=== What to do ===
Transcribe the lines from the start of the entries through the line containing "candle-body (835, 236, 847, 240)", with both ends included.

(Spatial layout entries)
◇ ◇ ◇
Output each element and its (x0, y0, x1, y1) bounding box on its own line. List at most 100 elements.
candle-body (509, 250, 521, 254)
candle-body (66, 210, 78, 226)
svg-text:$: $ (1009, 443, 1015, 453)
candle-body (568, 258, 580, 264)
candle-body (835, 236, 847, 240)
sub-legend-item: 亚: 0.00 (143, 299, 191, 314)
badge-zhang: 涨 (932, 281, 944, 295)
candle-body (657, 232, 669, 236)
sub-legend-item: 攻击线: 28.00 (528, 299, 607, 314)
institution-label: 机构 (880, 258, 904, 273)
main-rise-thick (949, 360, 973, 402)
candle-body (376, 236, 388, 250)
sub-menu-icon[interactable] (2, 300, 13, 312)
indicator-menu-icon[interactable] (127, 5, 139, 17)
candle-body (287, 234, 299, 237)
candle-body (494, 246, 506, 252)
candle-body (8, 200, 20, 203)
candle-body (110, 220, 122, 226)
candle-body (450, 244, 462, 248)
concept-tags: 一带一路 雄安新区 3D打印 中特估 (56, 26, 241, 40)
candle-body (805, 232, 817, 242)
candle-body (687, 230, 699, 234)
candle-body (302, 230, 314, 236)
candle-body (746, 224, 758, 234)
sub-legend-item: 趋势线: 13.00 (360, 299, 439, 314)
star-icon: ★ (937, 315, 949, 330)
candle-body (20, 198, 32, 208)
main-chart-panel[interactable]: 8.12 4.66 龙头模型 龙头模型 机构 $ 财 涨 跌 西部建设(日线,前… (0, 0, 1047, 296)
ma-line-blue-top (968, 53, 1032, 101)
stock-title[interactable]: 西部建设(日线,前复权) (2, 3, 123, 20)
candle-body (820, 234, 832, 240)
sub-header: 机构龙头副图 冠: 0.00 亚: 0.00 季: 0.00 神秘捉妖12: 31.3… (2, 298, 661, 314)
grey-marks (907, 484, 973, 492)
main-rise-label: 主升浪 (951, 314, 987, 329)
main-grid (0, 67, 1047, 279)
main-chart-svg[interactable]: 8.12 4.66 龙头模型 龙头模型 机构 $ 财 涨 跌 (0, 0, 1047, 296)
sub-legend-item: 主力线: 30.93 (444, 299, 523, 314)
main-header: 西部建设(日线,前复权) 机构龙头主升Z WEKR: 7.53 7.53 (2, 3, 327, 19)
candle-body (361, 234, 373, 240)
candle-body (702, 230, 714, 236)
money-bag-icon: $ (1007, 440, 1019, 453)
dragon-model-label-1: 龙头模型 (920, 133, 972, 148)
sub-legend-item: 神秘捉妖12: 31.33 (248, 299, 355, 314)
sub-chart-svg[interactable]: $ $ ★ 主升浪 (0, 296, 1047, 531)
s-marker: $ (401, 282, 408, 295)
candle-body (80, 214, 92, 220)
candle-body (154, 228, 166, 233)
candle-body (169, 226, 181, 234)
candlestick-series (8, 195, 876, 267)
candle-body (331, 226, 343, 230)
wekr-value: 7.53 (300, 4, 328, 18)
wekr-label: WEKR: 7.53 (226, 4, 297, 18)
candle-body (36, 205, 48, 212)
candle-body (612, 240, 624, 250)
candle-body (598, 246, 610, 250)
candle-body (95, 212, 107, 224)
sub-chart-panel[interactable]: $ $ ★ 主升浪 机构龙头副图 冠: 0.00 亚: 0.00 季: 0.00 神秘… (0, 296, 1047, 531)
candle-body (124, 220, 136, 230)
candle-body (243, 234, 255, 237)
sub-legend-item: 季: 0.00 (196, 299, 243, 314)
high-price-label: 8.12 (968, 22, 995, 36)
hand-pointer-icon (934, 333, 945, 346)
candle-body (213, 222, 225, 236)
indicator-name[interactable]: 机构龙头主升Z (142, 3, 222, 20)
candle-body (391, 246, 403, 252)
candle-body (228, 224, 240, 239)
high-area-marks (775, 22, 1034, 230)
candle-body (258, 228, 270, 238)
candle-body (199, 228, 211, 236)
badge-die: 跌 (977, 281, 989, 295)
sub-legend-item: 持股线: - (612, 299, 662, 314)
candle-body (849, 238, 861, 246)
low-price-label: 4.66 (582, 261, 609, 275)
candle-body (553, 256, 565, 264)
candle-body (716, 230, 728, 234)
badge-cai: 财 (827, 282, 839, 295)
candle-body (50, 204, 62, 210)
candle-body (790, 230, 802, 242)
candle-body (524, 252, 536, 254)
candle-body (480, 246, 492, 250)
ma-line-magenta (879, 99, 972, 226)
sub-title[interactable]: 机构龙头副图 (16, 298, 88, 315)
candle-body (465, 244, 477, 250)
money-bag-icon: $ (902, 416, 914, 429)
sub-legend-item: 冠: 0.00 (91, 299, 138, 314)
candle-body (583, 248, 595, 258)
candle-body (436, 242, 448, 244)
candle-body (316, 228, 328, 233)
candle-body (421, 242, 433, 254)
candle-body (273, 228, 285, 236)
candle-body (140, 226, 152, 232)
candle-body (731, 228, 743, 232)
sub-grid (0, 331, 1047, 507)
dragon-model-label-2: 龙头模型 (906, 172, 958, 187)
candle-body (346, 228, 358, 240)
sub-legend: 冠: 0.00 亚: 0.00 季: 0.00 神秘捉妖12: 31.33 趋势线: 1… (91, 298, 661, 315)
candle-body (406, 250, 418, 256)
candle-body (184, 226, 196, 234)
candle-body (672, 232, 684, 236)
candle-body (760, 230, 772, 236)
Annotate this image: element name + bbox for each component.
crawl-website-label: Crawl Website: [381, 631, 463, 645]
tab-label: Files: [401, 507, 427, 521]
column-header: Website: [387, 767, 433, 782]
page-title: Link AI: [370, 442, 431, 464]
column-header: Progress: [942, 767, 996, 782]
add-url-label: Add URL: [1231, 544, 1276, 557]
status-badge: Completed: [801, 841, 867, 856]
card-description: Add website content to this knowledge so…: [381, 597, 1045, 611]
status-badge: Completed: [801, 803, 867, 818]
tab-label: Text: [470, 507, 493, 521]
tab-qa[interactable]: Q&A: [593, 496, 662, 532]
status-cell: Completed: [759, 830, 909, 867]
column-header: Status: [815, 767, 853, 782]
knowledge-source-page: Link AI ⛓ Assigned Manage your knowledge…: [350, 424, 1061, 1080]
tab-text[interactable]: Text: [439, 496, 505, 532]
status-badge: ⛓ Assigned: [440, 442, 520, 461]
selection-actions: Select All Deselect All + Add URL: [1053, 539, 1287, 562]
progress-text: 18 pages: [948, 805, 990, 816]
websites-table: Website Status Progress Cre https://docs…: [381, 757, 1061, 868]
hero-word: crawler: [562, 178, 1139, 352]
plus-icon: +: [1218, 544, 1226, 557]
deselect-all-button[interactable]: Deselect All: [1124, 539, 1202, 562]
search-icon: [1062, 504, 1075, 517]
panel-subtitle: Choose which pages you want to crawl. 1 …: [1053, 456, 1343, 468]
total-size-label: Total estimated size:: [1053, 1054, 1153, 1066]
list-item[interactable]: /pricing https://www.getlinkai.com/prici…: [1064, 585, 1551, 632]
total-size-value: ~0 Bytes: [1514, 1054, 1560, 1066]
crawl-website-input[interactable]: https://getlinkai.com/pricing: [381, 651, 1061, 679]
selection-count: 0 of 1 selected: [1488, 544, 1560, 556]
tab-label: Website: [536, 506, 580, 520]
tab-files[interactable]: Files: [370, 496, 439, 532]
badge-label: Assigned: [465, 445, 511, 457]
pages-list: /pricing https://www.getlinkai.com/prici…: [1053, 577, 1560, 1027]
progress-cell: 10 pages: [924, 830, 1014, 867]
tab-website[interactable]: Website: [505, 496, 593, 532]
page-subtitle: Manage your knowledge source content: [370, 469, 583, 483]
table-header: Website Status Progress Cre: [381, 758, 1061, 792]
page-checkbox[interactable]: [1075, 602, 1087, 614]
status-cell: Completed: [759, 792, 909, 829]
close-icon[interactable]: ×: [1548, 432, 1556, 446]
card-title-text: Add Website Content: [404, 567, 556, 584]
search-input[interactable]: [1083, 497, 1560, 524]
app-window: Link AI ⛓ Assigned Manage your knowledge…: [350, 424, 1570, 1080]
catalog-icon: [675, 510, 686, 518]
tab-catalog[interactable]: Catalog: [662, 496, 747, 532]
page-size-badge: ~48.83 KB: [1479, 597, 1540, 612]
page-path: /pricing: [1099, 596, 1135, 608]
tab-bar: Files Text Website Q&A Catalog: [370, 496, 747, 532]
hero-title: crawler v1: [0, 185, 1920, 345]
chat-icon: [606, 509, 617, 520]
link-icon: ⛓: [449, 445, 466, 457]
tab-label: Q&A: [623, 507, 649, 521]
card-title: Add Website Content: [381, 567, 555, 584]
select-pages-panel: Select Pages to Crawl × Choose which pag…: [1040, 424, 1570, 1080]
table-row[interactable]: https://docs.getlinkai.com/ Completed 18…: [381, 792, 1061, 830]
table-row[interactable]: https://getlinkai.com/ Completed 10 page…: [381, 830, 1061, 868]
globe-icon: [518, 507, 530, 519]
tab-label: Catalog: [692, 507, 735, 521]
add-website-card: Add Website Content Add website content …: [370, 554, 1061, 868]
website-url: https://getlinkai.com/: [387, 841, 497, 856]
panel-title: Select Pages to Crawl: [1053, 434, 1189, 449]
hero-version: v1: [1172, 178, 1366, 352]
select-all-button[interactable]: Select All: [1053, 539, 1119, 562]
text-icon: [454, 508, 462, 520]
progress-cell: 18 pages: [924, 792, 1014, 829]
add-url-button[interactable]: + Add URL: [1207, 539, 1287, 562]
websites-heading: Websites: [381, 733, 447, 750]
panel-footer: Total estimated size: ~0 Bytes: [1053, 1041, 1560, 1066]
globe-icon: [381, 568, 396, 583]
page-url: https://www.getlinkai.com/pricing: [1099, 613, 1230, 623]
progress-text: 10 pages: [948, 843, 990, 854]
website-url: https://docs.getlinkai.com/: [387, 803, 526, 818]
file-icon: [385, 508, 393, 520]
◇ ◇ ◇
=== Written answer ===
Output each element and its (x0, y0, x1, y1) bounding box on its own line. List at most 100 elements.
candle-body (509, 250, 521, 254)
candle-body (66, 210, 78, 226)
svg-text:$: $ (1009, 443, 1015, 453)
candle-body (568, 258, 580, 264)
candle-body (835, 236, 847, 240)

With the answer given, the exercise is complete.